[Data records]
↓
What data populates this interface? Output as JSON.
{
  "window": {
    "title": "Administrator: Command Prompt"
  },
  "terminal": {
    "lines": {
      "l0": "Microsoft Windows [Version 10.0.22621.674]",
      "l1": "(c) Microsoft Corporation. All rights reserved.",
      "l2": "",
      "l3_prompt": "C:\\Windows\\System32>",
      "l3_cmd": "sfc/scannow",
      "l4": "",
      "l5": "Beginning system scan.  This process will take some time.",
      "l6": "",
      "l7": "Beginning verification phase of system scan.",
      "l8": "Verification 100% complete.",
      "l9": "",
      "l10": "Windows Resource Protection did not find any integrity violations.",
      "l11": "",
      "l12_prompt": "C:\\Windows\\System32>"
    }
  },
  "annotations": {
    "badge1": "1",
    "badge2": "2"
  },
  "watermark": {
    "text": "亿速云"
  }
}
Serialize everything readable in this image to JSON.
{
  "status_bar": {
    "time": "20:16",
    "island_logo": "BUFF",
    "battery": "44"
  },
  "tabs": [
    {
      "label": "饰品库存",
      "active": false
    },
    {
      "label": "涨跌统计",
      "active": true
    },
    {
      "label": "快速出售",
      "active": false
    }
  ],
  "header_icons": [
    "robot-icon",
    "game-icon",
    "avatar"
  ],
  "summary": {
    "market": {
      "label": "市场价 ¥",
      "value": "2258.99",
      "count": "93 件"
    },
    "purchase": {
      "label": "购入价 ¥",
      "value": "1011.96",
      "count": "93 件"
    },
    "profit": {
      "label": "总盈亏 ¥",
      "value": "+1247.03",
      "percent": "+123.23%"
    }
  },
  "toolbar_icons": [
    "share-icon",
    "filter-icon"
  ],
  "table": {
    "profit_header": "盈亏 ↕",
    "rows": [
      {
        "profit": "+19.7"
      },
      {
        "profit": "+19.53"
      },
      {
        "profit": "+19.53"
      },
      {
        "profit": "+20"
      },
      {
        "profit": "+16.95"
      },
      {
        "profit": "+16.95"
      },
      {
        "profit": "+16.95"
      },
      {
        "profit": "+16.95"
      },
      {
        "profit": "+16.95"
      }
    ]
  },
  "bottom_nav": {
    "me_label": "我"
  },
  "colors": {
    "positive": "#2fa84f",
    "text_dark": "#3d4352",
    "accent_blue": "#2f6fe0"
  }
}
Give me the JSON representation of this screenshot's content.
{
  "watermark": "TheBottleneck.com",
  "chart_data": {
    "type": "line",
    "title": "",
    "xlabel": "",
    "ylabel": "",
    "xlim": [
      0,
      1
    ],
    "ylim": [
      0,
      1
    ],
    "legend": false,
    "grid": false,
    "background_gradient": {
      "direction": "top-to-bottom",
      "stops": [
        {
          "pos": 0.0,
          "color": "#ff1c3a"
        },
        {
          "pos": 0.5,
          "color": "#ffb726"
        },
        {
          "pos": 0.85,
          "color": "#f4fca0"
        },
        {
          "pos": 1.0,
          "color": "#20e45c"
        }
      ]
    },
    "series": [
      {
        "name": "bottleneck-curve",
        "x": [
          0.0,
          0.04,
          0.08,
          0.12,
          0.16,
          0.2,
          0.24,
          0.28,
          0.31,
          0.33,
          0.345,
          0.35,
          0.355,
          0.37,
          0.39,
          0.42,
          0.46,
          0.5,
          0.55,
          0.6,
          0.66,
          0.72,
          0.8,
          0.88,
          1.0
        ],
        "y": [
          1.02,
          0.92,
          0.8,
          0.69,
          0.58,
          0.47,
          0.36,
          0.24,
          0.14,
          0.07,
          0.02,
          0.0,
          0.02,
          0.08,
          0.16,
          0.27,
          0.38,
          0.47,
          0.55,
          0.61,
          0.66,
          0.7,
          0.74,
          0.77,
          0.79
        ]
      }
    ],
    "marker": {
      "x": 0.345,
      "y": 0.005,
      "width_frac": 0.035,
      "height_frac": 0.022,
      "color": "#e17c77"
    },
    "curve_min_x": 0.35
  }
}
↑
• PROMPT: Search the entries for the word "time" and pick out every line that holds it.

• ANSWER TO THE TASK:
      "l5": "Beginning system scan.  This process will take some time.",
    "time": "20:16",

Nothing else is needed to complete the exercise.